== WHAT IS NEEDED ==
Your task is to repeat the entries exactly. Leave the pictures out.
___ RECORD SET
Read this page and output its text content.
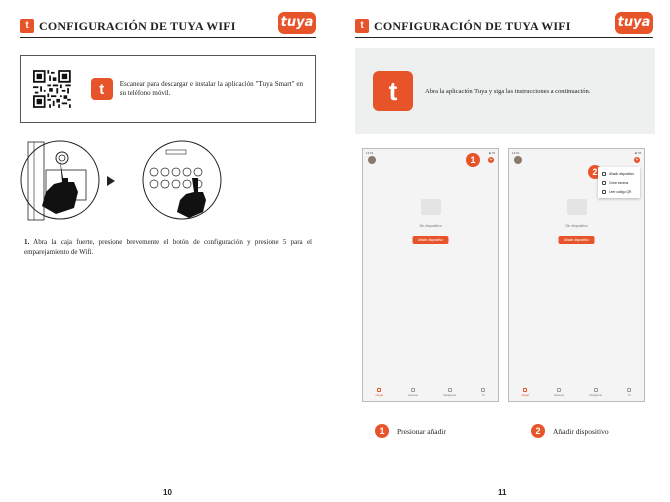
t CONFIGURACIÓN DE TUYA WIFI	tuya
t	Escanear para descargar e instalar la aplicación "Tuya Smart" en su teléfono móvil.
1. Abra la caja fuerte, presione brevemente el botón de configuración y presione 5 para el emparejamiento de Wifi.
10
t CONFIGURACIÓN DE TUYA WIFI	tuya
t	Abra la aplicación Tuya y siga las instrucciones a continuación.
11
14:51	■ 78
1	+
Sin dispositivo
Añadir dispositivo
Hogar	Escena	Inteligente	Yo
14:51	■ 78
2
+
Añadir dispositivo
Crear escena
Leer código QR
Sin dispositivo
Añadir dispositivo
Hogar	Escena	Inteligente	Yo
1	Presionar añadir	2	Añadir dispositivo
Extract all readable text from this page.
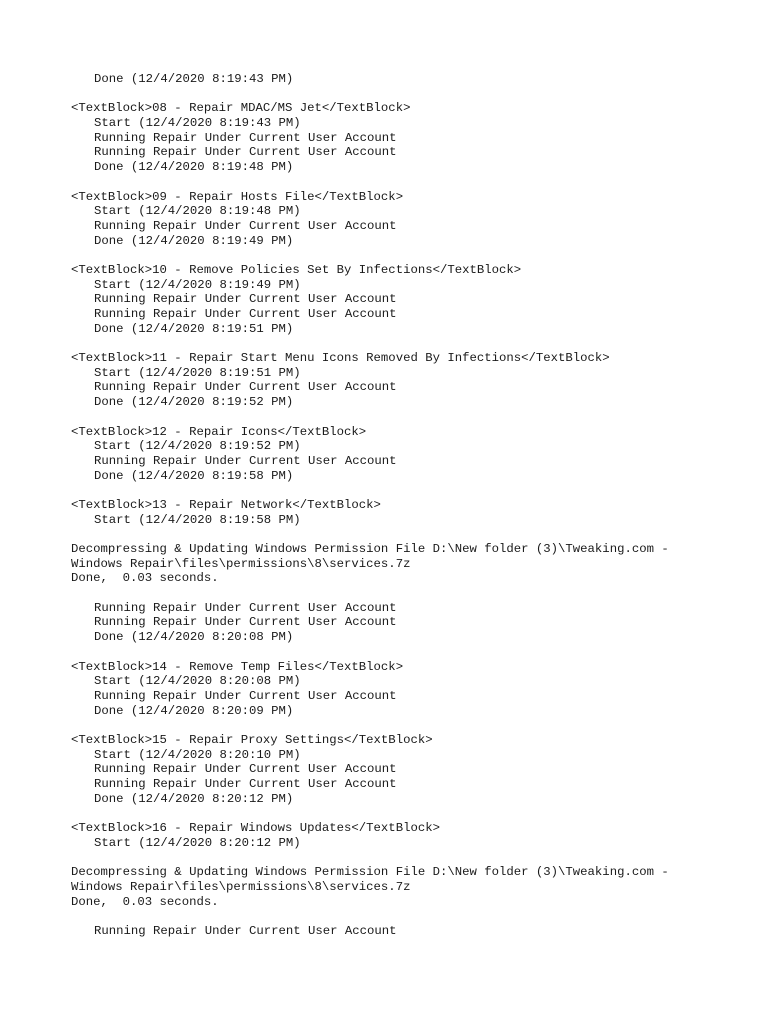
Done (12/4/2020 8:19:43 PM)
<TextBlock>08 - Repair MDAC/MS Jet</TextBlock>
Start (12/4/2020 8:19:43 PM)
Running Repair Under Current User Account
Running Repair Under Current User Account
Done (12/4/2020 8:19:48 PM)
<TextBlock>09 - Repair Hosts File</TextBlock>
Start (12/4/2020 8:19:48 PM)
Running Repair Under Current User Account
Done (12/4/2020 8:19:49 PM)
<TextBlock>10 - Remove Policies Set By Infections</TextBlock>
Start (12/4/2020 8:19:49 PM)
Running Repair Under Current User Account
Running Repair Under Current User Account
Done (12/4/2020 8:19:51 PM)
<TextBlock>11 - Repair Start Menu Icons Removed By Infections</TextBlock>
Start (12/4/2020 8:19:51 PM)
Running Repair Under Current User Account
Done (12/4/2020 8:19:52 PM)
<TextBlock>12 - Repair Icons</TextBlock>
Start (12/4/2020 8:19:52 PM)
Running Repair Under Current User Account
Done (12/4/2020 8:19:58 PM)
<TextBlock>13 - Repair Network</TextBlock>
Start (12/4/2020 8:19:58 PM)
Decompressing & Updating Windows Permission File D:\New folder (3)\Tweaking.com -
Windows Repair\files\permissions\8\services.7z
Done,  0.03 seconds.
Running Repair Under Current User Account
Running Repair Under Current User Account
Done (12/4/2020 8:20:08 PM)
<TextBlock>14 - Remove Temp Files</TextBlock>
Start (12/4/2020 8:20:08 PM)
Running Repair Under Current User Account
Done (12/4/2020 8:20:09 PM)
<TextBlock>15 - Repair Proxy Settings</TextBlock>
Start (12/4/2020 8:20:10 PM)
Running Repair Under Current User Account
Running Repair Under Current User Account
Done (12/4/2020 8:20:12 PM)
<TextBlock>16 - Repair Windows Updates</TextBlock>
Start (12/4/2020 8:20:12 PM)
Decompressing & Updating Windows Permission File D:\New folder (3)\Tweaking.com -
Windows Repair\files\permissions\8\services.7z
Done,  0.03 seconds.
Running Repair Under Current User Account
______
== EXPECTED ANSWER ==
Read this page and output its text content.
t CONFIGURACIÓN DE TUYA WIFI	tuya
t	Escanear para descargar e instalar la aplicación "Tuya Smart" en su teléfono móvil.
1. Abra la caja fuerte, presione brevemente el botón de configuración y presione 5 para el emparejamiento de Wifi.
10
t CONFIGURACIÓN DE TUYA WIFI	tuya
t	Abra la aplicación Tuya y siga las instrucciones a continuación.
11
14:51	■ 78
1	+
Sin dispositivo
Añadir dispositivo
Hogar	Escena	Inteligente	Yo
14:51	■ 78
2
+
Añadir dispositivo
Crear escena
Leer código QR
Sin dispositivo
Añadir dispositivo
Hogar	Escena	Inteligente	Yo
1	Presionar añadir	2	Añadir dispositivo
Extract all readable text from this page.
Done (12/4/2020 8:19:43 PM)
<TextBlock>08 - Repair MDAC/MS Jet</TextBlock>
Start (12/4/2020 8:19:43 PM)
Running Repair Under Current User Account
Running Repair Under Current User Account
Done (12/4/2020 8:19:48 PM)
<TextBlock>09 - Repair Hosts File</TextBlock>
Start (12/4/2020 8:19:48 PM)
Running Repair Under Current User Account
Done (12/4/2020 8:19:49 PM)
<TextBlock>10 - Remove Policies Set By Infections</TextBlock>
Start (12/4/2020 8:19:49 PM)
Running Repair Under Current User Account
Running Repair Under Current User Account
Done (12/4/2020 8:19:51 PM)
<TextBlock>11 - Repair Start Menu Icons Removed By Infections</TextBlock>
Start (12/4/2020 8:19:51 PM)
Running Repair Under Current User Account
Done (12/4/2020 8:19:52 PM)
<TextBlock>12 - Repair Icons</TextBlock>
Start (12/4/2020 8:19:52 PM)
Running Repair Under Current User Account
Done (12/4/2020 8:19:58 PM)
<TextBlock>13 - Repair Network</TextBlock>
Start (12/4/2020 8:19:58 PM)
Decompressing & Updating Windows Permission File D:\New folder (3)\Tweaking.com -
Windows Repair\files\permissions\8\services.7z
Done,  0.03 seconds.
Running Repair Under Current User Account
Running Repair Under Current User Account
Done (12/4/2020 8:20:08 PM)
<TextBlock>14 - Remove Temp Files</TextBlock>
Start (12/4/2020 8:20:08 PM)
Running Repair Under Current User Account
Done (12/4/2020 8:20:09 PM)
<TextBlock>15 - Repair Proxy Settings</TextBlock>
Start (12/4/2020 8:20:10 PM)
Running Repair Under Current User Account
Running Repair Under Current User Account
Done (12/4/2020 8:20:12 PM)
<TextBlock>16 - Repair Windows Updates</TextBlock>
Start (12/4/2020 8:20:12 PM)
Decompressing & Updating Windows Permission File D:\New folder (3)\Tweaking.com -
Windows Repair\files\permissions\8\services.7z
Done,  0.03 seconds.
Running Repair Under Current User Account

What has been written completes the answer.